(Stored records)
______

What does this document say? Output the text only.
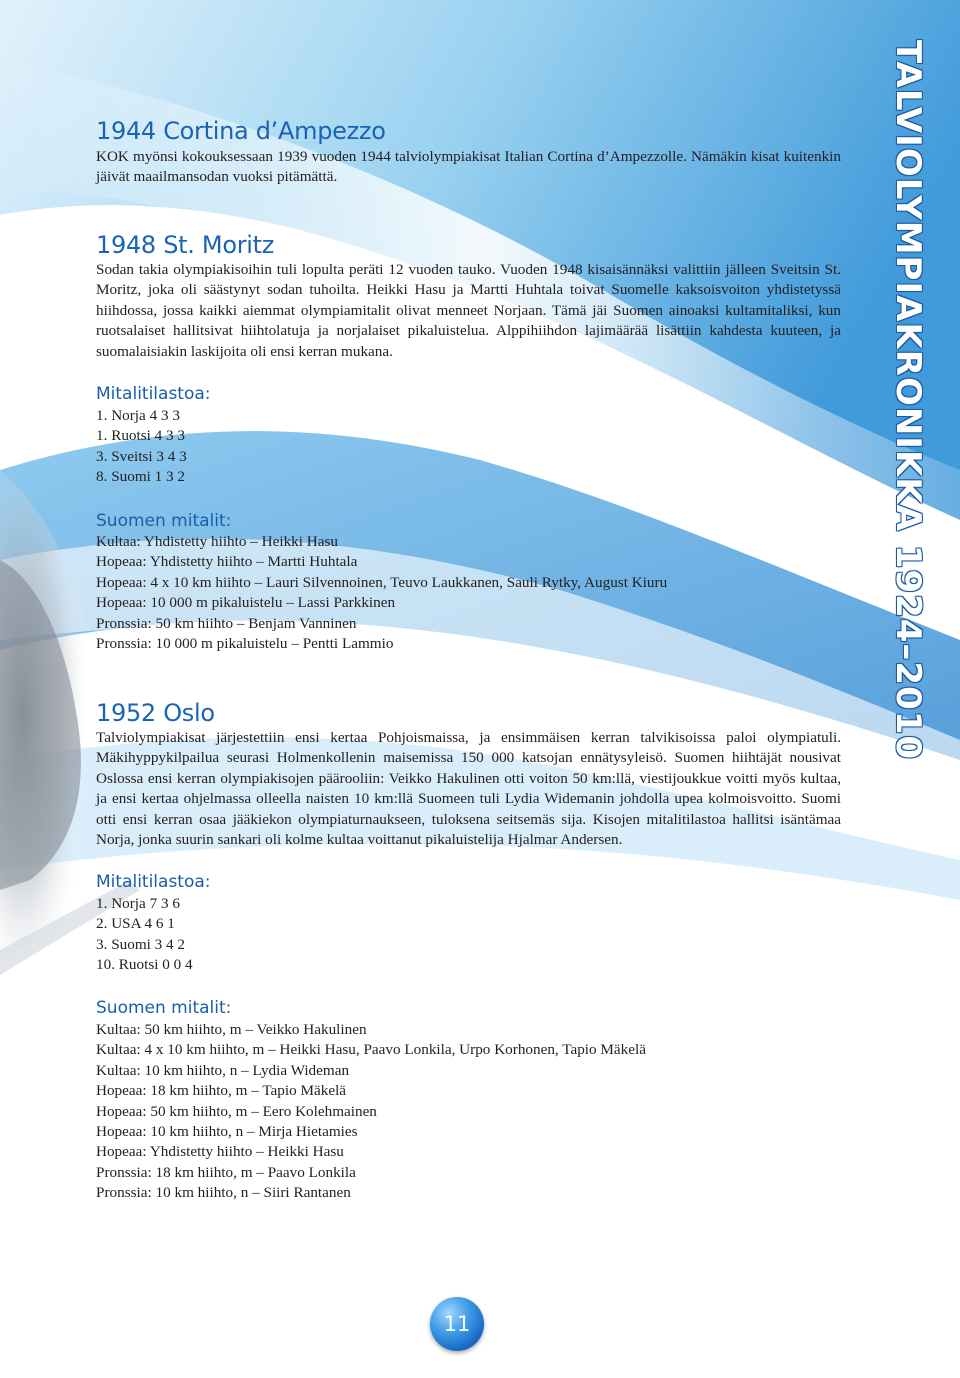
1944 Cortina d’Ampezzo

KOK myönsi kokouksessaan 1939 vuoden 1944 talviolympiakisat Italian Cortina d’Ampezzolle. Nämäkin kisat kuitenkin jäivät maailmansodan vuoksi pitämättä.

1948 St. Moritz

Sodan takia olympiakisoihin tuli lopulta peräti 12 vuoden tauko. Vuoden 1948 kisaisännäksi valittiin jälleen Sveitsin St. Moritz, joka oli säästynyt sodan tuhoilta. Heikki Hasu ja Martti Huhtala toivat Suomelle kaksoisvoiton yhdistetyssä hiihdossa, jossa kaikki aiemmat olympiamitalit olivat menneet Norjaan. Tämä jäi Suomen ainoaksi kultamitaliksi, kun ruotsalaiset hallitsivat hiihtolatuja ja norjalaiset pikaluistelua. Alppihiihdon lajimäärää lisättiin kahdesta kuuteen, ja suomalaisiakin laskijoita oli ensi kerran mukana.

Mitalitilastoa:
1. Norja 4 3 3
1. Ruotsi 4 3 3
3. Sveitsi 3 4 3
8. Suomi 1 3 2
Suomen mitalit:
Kultaa: Yhdistetty hiihto – Heikki Hasu
Hopeaa: Yhdistetty hiihto – Martti Huhtala
Hopeaa: 4 x 10 km hiihto – Lauri Silvennoinen, Teuvo Laukkanen, Sauli Rytky, August Kiuru
Hopeaa: 10 000 m pikaluistelu – Lassi Parkkinen
Pronssia: 50 km hiihto – Benjam Vanninen
Pronssia: 10 000 m pikaluistelu – Pentti Lammio
1952 Oslo

Talviolympiakisat järjestettiin ensi kertaa Pohjoismaissa, ja ensimmäisen kerran talvikisoissa paloi olympiatuli. Mäkihyppykilpailua seurasi Holmenkollenin maisemissa 150 000 katsojan ennätysyleisö. Suomen hiihtäjät nousivat Oslossa ensi kerran olympiakisojen päärooliin: Veikko Hakulinen otti voiton 50 km:llä, viestijoukkue voitti myös kultaa, ja ensi kertaa ohjelmassa olleella naisten 10 km:llä Suomeen tuli Lydia Widemanin johdolla upea kolmoisvoitto. Suomi otti ensi kerran osaa jääkiekon olympiaturnaukseen, tuloksena seitsemäs sija. Kisojen mitalitilastoa hallitsi isäntämaa Norja, jonka suurin sankari oli kolme kultaa voittanut pikaluistelija Hjalmar Andersen.

Mitalitilastoa:
1. Norja 7 3 6
2. USA 4 6 1
3. Suomi 3 4 2
10. Ruotsi 0 0 4
Suomen mitalit:
Kultaa: 50 km hiihto, m – Veikko Hakulinen
Kultaa: 4 x 10 km hiihto, m – Heikki Hasu, Paavo Lonkila, Urpo Korhonen, Tapio Mäkelä
Kultaa: 10 km hiihto, n – Lydia Wideman
Hopeaa: 18 km hiihto, m – Tapio Mäkelä
Hopeaa: 50 km hiihto, m – Eero Kolehmainen
Hopeaa: 10 km hiihto, n – Mirja Hietamies
Hopeaa: Yhdistetty hiihto – Heikki Hasu
Pronssia: 18 km hiihto, m – Paavo Lonkila
Pronssia: 10 km hiihto, n – Siiri Rantanen
TALVIOLYMPIAKRONIKKA 1924–2010
11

______

Stated goal:
Return each full line of the entries that contains the word "Martti".

Task response:
Sodan takia olympiakisoihin tuli lopulta peräti 12 vuoden tauko. Vuoden 1948 kisaisännäksi valittiin jälleen Sveitsin St. Moritz, joka oli säästynyt sodan tuhoilta. Heikki Hasu ja Martti Huhtala toivat Suomelle kaksoisvoiton yhdistetyssä hiihdossa, jossa kaikki aiemmat olympiamitalit olivat menneet Norjaan. Tämä jäi Suomen ainoaksi kultamitaliksi, kun ruotsalaiset hallitsivat hiihtolatuja ja norjalaiset pikaluistelua. Alppihiihdon lajimäärää lisättiin kahdesta kuuteen, ja suomalaisiakin laskijoita oli ensi kerran mukana.
Hopeaa: Yhdistetty hiihto – Martti Huhtala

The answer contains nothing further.